→ **Stated goal**
Go through the listing and copy every line word for word.
** Start **
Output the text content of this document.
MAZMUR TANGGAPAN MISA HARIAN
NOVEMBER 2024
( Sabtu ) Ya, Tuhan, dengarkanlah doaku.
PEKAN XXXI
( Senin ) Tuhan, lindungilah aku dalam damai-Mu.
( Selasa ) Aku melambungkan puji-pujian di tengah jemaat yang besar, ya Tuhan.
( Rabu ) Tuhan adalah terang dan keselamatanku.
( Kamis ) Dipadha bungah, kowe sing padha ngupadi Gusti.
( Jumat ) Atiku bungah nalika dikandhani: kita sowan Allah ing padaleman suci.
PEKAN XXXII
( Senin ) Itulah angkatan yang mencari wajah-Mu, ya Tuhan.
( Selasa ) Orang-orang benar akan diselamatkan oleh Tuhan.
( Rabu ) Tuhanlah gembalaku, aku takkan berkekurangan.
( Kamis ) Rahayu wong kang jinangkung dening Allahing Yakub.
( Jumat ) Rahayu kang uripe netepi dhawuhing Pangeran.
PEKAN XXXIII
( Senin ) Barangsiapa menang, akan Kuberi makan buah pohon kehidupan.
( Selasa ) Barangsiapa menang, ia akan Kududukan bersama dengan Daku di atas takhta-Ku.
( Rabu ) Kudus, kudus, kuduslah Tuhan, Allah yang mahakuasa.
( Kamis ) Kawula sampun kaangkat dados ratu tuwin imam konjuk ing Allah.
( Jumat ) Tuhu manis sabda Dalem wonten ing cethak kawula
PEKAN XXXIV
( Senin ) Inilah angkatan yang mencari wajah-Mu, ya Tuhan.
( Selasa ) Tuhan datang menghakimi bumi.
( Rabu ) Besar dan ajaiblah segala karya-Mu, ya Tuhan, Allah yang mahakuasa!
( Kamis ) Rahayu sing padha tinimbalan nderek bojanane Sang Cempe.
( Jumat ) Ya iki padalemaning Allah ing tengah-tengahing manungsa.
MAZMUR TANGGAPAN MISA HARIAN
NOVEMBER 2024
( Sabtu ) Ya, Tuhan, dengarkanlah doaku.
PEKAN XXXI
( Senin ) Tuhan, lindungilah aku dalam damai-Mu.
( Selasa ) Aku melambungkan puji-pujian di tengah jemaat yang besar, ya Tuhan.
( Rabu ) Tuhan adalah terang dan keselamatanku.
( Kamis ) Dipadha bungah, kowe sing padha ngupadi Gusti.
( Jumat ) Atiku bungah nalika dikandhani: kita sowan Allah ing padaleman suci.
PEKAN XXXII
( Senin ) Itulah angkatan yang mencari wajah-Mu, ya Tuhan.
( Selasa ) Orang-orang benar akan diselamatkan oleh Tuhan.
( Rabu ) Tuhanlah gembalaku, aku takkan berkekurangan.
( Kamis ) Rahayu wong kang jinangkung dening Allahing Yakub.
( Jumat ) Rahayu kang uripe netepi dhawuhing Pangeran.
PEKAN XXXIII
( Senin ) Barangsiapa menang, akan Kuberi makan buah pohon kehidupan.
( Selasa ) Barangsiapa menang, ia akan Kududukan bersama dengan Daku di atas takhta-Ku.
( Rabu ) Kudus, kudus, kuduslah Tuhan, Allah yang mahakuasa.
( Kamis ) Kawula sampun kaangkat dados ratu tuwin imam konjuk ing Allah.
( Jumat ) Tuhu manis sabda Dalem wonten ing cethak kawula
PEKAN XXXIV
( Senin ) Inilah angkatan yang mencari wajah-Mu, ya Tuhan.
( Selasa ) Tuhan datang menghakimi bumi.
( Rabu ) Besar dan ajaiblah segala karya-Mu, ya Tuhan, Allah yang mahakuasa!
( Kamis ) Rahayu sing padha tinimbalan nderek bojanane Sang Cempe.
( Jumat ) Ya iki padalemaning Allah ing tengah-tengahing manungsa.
** End **
→ **Answer to the task**
Output the text content of this document.
MAZMUR TANGGAPAN MISA HARIAN
NOVEMBER 2024
( Sabtu ) Ya, Tuhan, dengarkanlah doaku.
PEKAN XXXI
( Senin ) Tuhan, lindungilah aku dalam damai-Mu.
( Selasa ) Aku melambungkan puji-pujian di tengah jemaat yang besar, ya Tuhan.
( Rabu ) Tuhan adalah terang dan keselamatanku.
( Kamis ) Dipadha bungah, kowe sing padha ngupadi Gusti.
( Jumat ) Atiku bungah nalika dikandhani: kita sowan Allah ing padaleman suci.
PEKAN XXXII
( Senin ) Itulah angkatan yang mencari wajah-Mu, ya Tuhan.
( Selasa ) Orang-orang benar akan diselamatkan oleh Tuhan.
( Rabu ) Tuhanlah gembalaku, aku takkan berkekurangan.
( Kamis ) Rahayu wong kang jinangkung dening Allahing Yakub.
( Jumat ) Rahayu kang uripe netepi dhawuhing Pangeran.
PEKAN XXXIII
( Senin ) Barangsiapa menang, akan Kuberi makan buah pohon kehidupan.
( Selasa ) Barangsiapa menang, ia akan Kududukan bersama dengan Daku di atas takhta-Ku.
( Rabu ) Kudus, kudus, kuduslah Tuhan, Allah yang mahakuasa.
( Kamis ) Kawula sampun kaangkat dados ratu tuwin imam konjuk ing Allah.
( Jumat ) Tuhu manis sabda Dalem wonten ing cethak kawula
PEKAN XXXIV
( Senin ) Inilah angkatan yang mencari wajah-Mu, ya Tuhan.
( Selasa ) Tuhan datang menghakimi bumi.
( Rabu ) Besar dan ajaiblah segala karya-Mu, ya Tuhan, Allah yang mahakuasa!
( Kamis ) Rahayu sing padha tinimbalan nderek bojanane Sang Cempe.
( Jumat ) Ya iki padalemaning Allah ing tengah-tengahing manungsa.
MAZMUR TANGGAPAN MISA HARIAN
NOVEMBER 2024
( Sabtu ) Ya, Tuhan, dengarkanlah doaku.
PEKAN XXXI
( Senin ) Tuhan, lindungilah aku dalam damai-Mu.
( Selasa ) Aku melambungkan puji-pujian di tengah jemaat yang besar, ya Tuhan.
( Rabu ) Tuhan adalah terang dan keselamatanku.
( Kamis ) Dipadha bungah, kowe sing padha ngupadi Gusti.
( Jumat ) Atiku bungah nalika dikandhani: kita sowan Allah ing padaleman suci.
PEKAN XXXII
( Senin ) Itulah angkatan yang mencari wajah-Mu, ya Tuhan.
( Selasa ) Orang-orang benar akan diselamatkan oleh Tuhan.
( Rabu ) Tuhanlah gembalaku, aku takkan berkekurangan.
( Kamis ) Rahayu wong kang jinangkung dening Allahing Yakub.
( Jumat ) Rahayu kang uripe netepi dhawuhing Pangeran.
PEKAN XXXIII
( Senin ) Barangsiapa menang, akan Kuberi makan buah pohon kehidupan.
( Selasa ) Barangsiapa menang, ia akan Kududukan bersama dengan Daku di atas takhta-Ku.
( Rabu ) Kudus, kudus, kuduslah Tuhan, Allah yang mahakuasa.
( Kamis ) Kawula sampun kaangkat dados ratu tuwin imam konjuk ing Allah.
( Jumat ) Tuhu manis sabda Dalem wonten ing cethak kawula
PEKAN XXXIV
( Senin ) Inilah angkatan yang mencari wajah-Mu, ya Tuhan.
( Selasa ) Tuhan datang menghakimi bumi.
( Rabu ) Besar dan ajaiblah segala karya-Mu, ya Tuhan, Allah yang mahakuasa!
( Kamis ) Rahayu sing padha tinimbalan nderek bojanane Sang Cempe.
( Jumat ) Ya iki padalemaning Allah ing tengah-tengahing manungsa.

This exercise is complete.